__Ejercicio escrito__
Calcula en cuántas filas de abajo aparece la cadena "coop" y responde solo con esa cifra.

__Datos a procesar__

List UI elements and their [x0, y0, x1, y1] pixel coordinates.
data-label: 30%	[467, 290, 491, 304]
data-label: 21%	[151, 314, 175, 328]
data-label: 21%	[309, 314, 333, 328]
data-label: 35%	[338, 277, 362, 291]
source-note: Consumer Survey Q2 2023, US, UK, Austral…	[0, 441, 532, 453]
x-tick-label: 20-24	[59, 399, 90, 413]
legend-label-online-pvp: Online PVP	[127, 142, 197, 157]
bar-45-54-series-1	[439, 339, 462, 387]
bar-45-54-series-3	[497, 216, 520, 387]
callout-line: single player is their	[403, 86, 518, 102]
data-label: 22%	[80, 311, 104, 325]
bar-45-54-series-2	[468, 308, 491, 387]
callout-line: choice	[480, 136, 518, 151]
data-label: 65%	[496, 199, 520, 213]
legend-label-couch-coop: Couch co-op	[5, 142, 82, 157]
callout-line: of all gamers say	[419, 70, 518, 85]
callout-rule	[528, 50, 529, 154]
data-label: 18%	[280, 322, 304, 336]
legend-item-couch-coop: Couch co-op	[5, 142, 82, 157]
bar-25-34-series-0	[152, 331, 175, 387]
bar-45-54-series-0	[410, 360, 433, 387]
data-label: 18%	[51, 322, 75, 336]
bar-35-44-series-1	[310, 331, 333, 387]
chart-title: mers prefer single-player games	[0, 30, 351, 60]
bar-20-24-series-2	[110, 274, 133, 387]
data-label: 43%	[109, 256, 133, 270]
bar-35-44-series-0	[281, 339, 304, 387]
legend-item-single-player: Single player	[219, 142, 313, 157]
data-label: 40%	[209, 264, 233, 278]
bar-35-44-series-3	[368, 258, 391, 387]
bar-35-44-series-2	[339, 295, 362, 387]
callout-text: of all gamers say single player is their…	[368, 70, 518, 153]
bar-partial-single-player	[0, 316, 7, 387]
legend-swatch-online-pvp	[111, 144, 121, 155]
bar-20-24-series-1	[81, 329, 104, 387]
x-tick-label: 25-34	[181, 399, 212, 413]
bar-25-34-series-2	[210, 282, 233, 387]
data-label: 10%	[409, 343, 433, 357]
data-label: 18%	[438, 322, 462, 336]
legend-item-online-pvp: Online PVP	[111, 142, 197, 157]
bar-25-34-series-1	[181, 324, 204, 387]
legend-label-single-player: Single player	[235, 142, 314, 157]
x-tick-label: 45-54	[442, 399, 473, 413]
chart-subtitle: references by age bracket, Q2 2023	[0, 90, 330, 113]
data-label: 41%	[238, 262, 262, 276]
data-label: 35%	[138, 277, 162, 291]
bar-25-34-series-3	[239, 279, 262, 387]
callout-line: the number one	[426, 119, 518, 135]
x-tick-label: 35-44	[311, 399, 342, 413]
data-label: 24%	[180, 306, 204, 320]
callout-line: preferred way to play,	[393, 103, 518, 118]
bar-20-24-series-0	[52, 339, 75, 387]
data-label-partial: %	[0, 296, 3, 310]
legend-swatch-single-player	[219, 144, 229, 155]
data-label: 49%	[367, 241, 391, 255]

__Respuesta de la tarea__
2